Retype each line exactly. Skip images.

- _Items listed in a dataset_
══════════════════════════════

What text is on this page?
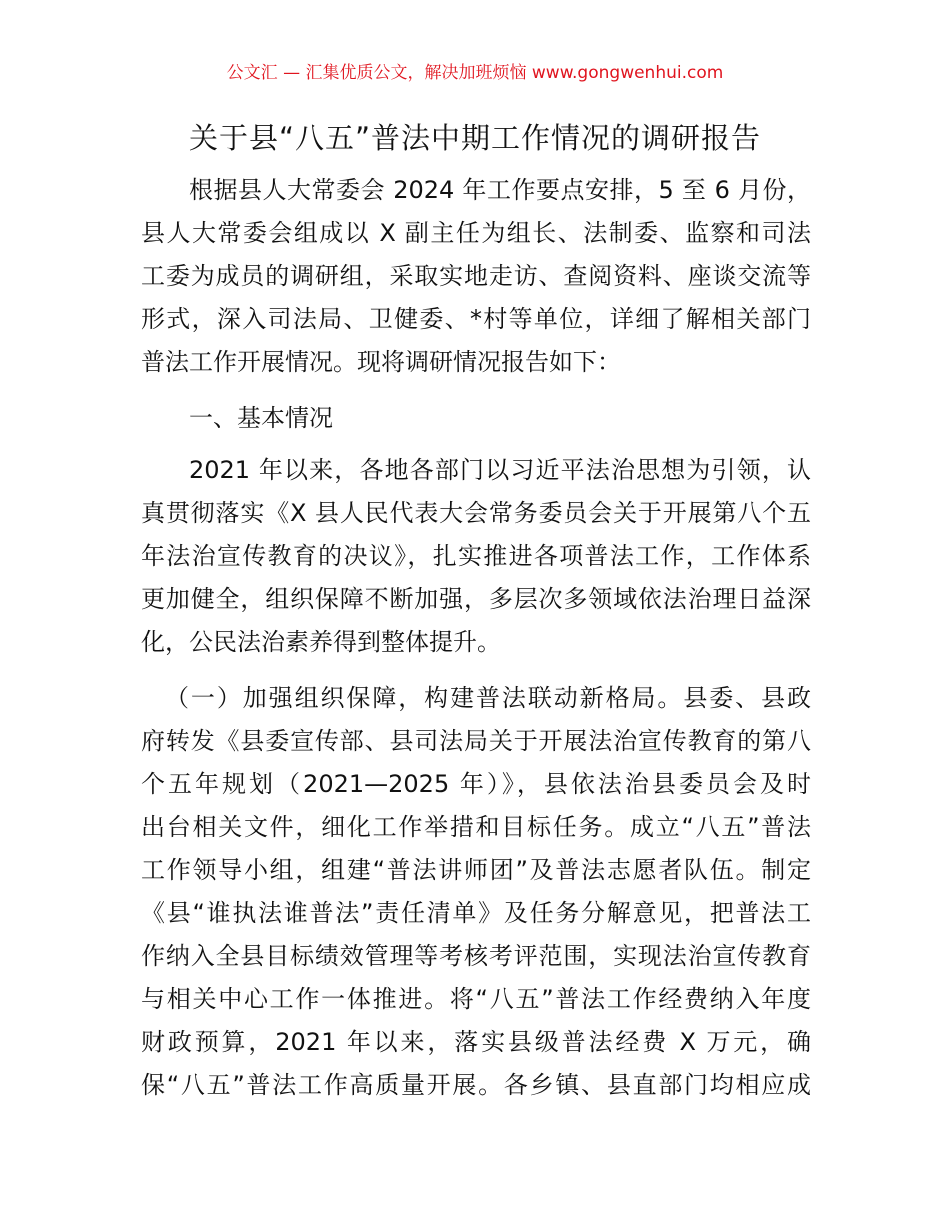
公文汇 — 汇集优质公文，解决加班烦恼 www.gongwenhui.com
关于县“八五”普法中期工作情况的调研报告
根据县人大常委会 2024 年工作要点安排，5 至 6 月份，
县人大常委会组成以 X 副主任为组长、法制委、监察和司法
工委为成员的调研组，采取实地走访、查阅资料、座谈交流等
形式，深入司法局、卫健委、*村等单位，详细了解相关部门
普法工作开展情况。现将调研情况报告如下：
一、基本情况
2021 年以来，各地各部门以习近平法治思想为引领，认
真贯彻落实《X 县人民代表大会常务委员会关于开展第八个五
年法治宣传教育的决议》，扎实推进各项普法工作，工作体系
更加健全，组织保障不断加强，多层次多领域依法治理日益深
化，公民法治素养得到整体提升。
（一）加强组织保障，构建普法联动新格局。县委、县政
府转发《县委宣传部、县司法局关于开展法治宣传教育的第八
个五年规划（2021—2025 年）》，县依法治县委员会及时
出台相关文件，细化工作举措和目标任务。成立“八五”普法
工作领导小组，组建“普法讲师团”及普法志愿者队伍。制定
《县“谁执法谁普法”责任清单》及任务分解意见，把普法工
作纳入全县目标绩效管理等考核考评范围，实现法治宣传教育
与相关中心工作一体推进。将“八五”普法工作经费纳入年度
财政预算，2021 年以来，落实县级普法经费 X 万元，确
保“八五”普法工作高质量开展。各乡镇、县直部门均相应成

══════════════════════════════

- _SOLUTION FOR THIS TASK_
What text is on this page?
公文汇 — 汇集优质公文，解决加班烦恼 www.gongwenhui.com
关于县“八五”普法中期工作情况的调研报告
根据县人大常委会 2024 年工作要点安排，5 至 6 月份，
县人大常委会组成以 X 副主任为组长、法制委、监察和司法
工委为成员的调研组，采取实地走访、查阅资料、座谈交流等
形式，深入司法局、卫健委、*村等单位，详细了解相关部门
普法工作开展情况。现将调研情况报告如下：
一、基本情况
2021 年以来，各地各部门以习近平法治思想为引领，认
真贯彻落实《X 县人民代表大会常务委员会关于开展第八个五
年法治宣传教育的决议》，扎实推进各项普法工作，工作体系
更加健全，组织保障不断加强，多层次多领域依法治理日益深
化，公民法治素养得到整体提升。
（一）加强组织保障，构建普法联动新格局。县委、县政
府转发《县委宣传部、县司法局关于开展法治宣传教育的第八
个五年规划（2021—2025 年）》，县依法治县委员会及时
出台相关文件，细化工作举措和目标任务。成立“八五”普法
工作领导小组，组建“普法讲师团”及普法志愿者队伍。制定
《县“谁执法谁普法”责任清单》及任务分解意见，把普法工
作纳入全县目标绩效管理等考核考评范围，实现法治宣传教育
与相关中心工作一体推进。将“八五”普法工作经费纳入年度
财政预算，2021 年以来，落实县级普法经费 X 万元，确
保“八五”普法工作高质量开展。各乡镇、县直部门均相应成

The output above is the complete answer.